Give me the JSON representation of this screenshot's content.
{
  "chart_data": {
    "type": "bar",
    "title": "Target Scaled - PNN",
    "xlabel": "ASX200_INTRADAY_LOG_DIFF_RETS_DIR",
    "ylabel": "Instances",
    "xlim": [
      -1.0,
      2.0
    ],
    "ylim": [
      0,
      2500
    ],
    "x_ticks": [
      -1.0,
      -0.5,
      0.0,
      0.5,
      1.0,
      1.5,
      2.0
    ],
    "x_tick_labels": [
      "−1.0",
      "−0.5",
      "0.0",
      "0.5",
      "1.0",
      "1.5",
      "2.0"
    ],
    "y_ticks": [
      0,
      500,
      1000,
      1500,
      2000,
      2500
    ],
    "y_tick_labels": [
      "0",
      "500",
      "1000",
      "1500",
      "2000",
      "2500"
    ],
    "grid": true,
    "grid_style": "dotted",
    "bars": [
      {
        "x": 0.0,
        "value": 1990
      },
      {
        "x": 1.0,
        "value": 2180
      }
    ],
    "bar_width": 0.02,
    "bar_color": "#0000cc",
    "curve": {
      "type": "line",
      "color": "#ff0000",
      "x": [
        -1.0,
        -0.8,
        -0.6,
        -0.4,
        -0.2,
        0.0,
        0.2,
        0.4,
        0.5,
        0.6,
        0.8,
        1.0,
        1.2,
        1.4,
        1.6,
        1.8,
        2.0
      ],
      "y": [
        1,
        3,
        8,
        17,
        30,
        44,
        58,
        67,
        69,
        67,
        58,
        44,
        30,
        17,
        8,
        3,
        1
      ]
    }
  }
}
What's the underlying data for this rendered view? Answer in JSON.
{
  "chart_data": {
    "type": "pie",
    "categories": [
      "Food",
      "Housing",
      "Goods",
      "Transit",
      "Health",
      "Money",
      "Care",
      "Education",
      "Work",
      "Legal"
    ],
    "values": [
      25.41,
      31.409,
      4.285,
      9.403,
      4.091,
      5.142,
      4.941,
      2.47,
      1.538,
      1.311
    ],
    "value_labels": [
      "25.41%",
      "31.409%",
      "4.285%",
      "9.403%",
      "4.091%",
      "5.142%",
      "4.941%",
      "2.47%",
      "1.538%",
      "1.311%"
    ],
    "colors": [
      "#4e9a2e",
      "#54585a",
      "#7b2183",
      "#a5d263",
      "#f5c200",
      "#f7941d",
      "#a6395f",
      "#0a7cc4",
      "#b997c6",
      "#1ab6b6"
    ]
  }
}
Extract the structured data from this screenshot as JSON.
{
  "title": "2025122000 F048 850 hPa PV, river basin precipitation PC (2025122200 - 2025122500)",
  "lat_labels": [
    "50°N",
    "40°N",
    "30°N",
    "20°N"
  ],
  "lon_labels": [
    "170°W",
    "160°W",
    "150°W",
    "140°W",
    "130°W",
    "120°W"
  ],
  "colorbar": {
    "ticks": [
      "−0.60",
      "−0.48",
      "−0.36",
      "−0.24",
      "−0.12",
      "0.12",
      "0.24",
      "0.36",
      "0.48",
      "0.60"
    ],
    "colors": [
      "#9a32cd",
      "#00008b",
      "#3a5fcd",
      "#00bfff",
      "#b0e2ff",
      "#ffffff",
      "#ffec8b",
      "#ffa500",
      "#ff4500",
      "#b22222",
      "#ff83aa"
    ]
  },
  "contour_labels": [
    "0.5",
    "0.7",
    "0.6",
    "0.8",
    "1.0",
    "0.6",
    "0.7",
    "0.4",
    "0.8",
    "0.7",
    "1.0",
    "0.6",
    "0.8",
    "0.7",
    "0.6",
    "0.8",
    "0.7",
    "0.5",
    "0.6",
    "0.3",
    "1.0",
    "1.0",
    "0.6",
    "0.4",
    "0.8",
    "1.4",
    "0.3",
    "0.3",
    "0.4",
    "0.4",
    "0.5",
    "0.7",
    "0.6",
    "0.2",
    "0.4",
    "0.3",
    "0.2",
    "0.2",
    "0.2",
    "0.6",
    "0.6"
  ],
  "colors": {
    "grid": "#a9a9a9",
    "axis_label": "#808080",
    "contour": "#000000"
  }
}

■ ■ ■ ■ ■

> _Exercise goal_: Only a number is wanted here: how many lines in the data above include the string "JSON"?

> _The answer_: 3